## CHALLENGE
The records that follow are to be repeated without alteration.

▶

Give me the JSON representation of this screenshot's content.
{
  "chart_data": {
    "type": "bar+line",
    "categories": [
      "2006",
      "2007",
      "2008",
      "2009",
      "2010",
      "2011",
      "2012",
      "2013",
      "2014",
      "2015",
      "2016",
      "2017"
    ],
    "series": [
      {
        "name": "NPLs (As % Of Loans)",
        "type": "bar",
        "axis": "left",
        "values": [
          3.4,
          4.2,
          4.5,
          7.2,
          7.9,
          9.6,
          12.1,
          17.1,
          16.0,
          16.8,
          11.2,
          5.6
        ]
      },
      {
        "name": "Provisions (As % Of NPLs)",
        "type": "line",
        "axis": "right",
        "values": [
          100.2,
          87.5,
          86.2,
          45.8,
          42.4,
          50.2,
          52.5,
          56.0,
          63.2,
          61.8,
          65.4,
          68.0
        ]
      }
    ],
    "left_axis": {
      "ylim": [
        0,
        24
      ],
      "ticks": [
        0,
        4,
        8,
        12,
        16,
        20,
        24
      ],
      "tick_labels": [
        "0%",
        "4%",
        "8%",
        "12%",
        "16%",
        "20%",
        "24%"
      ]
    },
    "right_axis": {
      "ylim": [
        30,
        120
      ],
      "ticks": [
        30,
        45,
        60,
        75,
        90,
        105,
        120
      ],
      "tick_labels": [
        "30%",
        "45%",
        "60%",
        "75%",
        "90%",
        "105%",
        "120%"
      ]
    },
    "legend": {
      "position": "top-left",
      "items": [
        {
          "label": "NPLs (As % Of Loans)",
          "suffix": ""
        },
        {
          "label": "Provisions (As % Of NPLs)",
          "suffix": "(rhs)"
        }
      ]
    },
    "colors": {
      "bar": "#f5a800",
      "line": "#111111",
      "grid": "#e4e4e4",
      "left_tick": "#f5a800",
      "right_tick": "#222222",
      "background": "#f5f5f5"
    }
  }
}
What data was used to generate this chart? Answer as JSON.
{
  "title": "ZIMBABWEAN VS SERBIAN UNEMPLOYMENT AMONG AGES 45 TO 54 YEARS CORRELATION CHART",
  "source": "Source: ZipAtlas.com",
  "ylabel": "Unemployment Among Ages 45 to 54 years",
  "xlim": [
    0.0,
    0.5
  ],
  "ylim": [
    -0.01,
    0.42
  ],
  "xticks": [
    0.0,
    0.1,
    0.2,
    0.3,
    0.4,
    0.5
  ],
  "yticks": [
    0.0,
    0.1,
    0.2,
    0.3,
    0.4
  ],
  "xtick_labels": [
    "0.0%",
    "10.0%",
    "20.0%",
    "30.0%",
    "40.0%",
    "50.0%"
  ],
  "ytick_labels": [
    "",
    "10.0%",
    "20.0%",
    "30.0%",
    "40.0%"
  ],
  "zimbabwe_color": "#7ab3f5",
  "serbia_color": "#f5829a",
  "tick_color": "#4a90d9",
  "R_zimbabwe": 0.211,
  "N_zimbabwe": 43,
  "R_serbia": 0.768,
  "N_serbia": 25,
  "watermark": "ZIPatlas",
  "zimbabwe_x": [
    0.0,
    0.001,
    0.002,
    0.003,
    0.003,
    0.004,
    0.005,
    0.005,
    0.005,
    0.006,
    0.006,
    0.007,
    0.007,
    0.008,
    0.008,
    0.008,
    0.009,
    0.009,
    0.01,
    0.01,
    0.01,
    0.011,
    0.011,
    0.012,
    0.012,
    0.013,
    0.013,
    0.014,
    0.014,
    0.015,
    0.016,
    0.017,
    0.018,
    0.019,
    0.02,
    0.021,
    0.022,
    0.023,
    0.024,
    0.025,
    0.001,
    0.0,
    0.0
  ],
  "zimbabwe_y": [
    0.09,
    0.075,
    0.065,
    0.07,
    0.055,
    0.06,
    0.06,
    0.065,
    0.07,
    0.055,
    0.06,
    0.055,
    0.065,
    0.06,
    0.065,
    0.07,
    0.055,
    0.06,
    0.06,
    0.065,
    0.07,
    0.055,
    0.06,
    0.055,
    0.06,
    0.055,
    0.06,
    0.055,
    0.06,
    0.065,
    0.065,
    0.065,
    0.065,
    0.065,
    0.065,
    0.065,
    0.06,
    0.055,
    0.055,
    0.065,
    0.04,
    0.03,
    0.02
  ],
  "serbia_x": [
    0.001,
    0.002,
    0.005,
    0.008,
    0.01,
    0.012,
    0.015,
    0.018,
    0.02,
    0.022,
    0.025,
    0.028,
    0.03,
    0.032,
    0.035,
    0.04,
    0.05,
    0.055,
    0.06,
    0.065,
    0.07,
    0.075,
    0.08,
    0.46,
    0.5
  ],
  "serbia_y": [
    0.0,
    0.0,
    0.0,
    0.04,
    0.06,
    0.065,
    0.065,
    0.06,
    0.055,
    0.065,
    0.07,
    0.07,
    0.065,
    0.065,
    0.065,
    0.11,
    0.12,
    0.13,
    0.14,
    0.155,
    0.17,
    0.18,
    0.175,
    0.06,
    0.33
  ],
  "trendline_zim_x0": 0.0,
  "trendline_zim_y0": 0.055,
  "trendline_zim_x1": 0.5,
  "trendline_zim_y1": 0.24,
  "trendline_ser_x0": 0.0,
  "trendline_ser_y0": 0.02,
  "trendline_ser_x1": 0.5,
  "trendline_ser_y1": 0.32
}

◀

## RESPONSE TO THIS EXERCISE
Give me the JSON representation of this screenshot's content.
{
  "chart_data": {
    "type": "bar+line",
    "categories": [
      "2006",
      "2007",
      "2008",
      "2009",
      "2010",
      "2011",
      "2012",
      "2013",
      "2014",
      "2015",
      "2016",
      "2017"
    ],
    "series": [
      {
        "name": "NPLs (As % Of Loans)",
        "type": "bar",
        "axis": "left",
        "values": [
          3.4,
          4.2,
          4.5,
          7.2,
          7.9,
          9.6,
          12.1,
          17.1,
          16.0,
          16.8,
          11.2,
          5.6
        ]
      },
      {
        "name": "Provisions (As % Of NPLs)",
        "type": "line",
        "axis": "right",
        "values": [
          100.2,
          87.5,
          86.2,
          45.8,
          42.4,
          50.2,
          52.5,
          56.0,
          63.2,
          61.8,
          65.4,
          68.0
        ]
      }
    ],
    "left_axis": {
      "ylim": [
        0,
        24
      ],
      "ticks": [
        0,
        4,
        8,
        12,
        16,
        20,
        24
      ],
      "tick_labels": [
        "0%",
        "4%",
        "8%",
        "12%",
        "16%",
        "20%",
        "24%"
      ]
    },
    "right_axis": {
      "ylim": [
        30,
        120
      ],
      "ticks": [
        30,
        45,
        60,
        75,
        90,
        105,
        120
      ],
      "tick_labels": [
        "30%",
        "45%",
        "60%",
        "75%",
        "90%",
        "105%",
        "120%"
      ]
    },
    "legend": {
      "position": "top-left",
      "items": [
        {
          "label": "NPLs (As % Of Loans)",
          "suffix": ""
        },
        {
          "label": "Provisions (As % Of NPLs)",
          "suffix": "(rhs)"
        }
      ]
    },
    "colors": {
      "bar": "#f5a800",
      "line": "#111111",
      "grid": "#e4e4e4",
      "left_tick": "#f5a800",
      "right_tick": "#222222",
      "background": "#f5f5f5"
    }
  }
}
What data was used to generate this chart? Answer as JSON.
{
  "title": "ZIMBABWEAN VS SERBIAN UNEMPLOYMENT AMONG AGES 45 TO 54 YEARS CORRELATION CHART",
  "source": "Source: ZipAtlas.com",
  "ylabel": "Unemployment Among Ages 45 to 54 years",
  "xlim": [
    0.0,
    0.5
  ],
  "ylim": [
    -0.01,
    0.42
  ],
  "xticks": [
    0.0,
    0.1,
    0.2,
    0.3,
    0.4,
    0.5
  ],
  "yticks": [
    0.0,
    0.1,
    0.2,
    0.3,
    0.4
  ],
  "xtick_labels": [
    "0.0%",
    "10.0%",
    "20.0%",
    "30.0%",
    "40.0%",
    "50.0%"
  ],
  "ytick_labels": [
    "",
    "10.0%",
    "20.0%",
    "30.0%",
    "40.0%"
  ],
  "zimbabwe_color": "#7ab3f5",
  "serbia_color": "#f5829a",
  "tick_color": "#4a90d9",
  "R_zimbabwe": 0.211,
  "N_zimbabwe": 43,
  "R_serbia": 0.768,
  "N_serbia": 25,
  "watermark": "ZIPatlas",
  "zimbabwe_x": [
    0.0,
    0.001,
    0.002,
    0.003,
    0.003,
    0.004,
    0.005,
    0.005,
    0.005,
    0.006,
    0.006,
    0.007,
    0.007,
    0.008,
    0.008,
    0.008,
    0.009,
    0.009,
    0.01,
    0.01,
    0.01,
    0.011,
    0.011,
    0.012,
    0.012,
    0.013,
    0.013,
    0.014,
    0.014,
    0.015,
    0.016,
    0.017,
    0.018,
    0.019,
    0.02,
    0.021,
    0.022,
    0.023,
    0.024,
    0.025,
    0.001,
    0.0,
    0.0
  ],
  "zimbabwe_y": [
    0.09,
    0.075,
    0.065,
    0.07,
    0.055,
    0.06,
    0.06,
    0.065,
    0.07,
    0.055,
    0.06,
    0.055,
    0.065,
    0.06,
    0.065,
    0.07,
    0.055,
    0.06,
    0.06,
    0.065,
    0.07,
    0.055,
    0.06,
    0.055,
    0.06,
    0.055,
    0.06,
    0.055,
    0.06,
    0.065,
    0.065,
    0.065,
    0.065,
    0.065,
    0.065,
    0.065,
    0.06,
    0.055,
    0.055,
    0.065,
    0.04,
    0.03,
    0.02
  ],
  "serbia_x": [
    0.001,
    0.002,
    0.005,
    0.008,
    0.01,
    0.012,
    0.015,
    0.018,
    0.02,
    0.022,
    0.025,
    0.028,
    0.03,
    0.032,
    0.035,
    0.04,
    0.05,
    0.055,
    0.06,
    0.065,
    0.07,
    0.075,
    0.08,
    0.46,
    0.5
  ],
  "serbia_y": [
    0.0,
    0.0,
    0.0,
    0.04,
    0.06,
    0.065,
    0.065,
    0.06,
    0.055,
    0.065,
    0.07,
    0.07,
    0.065,
    0.065,
    0.065,
    0.11,
    0.12,
    0.13,
    0.14,
    0.155,
    0.17,
    0.18,
    0.175,
    0.06,
    0.33
  ],
  "trendline_zim_x0": 0.0,
  "trendline_zim_y0": 0.055,
  "trendline_zim_x1": 0.5,
  "trendline_zim_y1": 0.24,
  "trendline_ser_x0": 0.0,
  "trendline_ser_y0": 0.02,
  "trendline_ser_x1": 0.5,
  "trendline_ser_y1": 0.32
}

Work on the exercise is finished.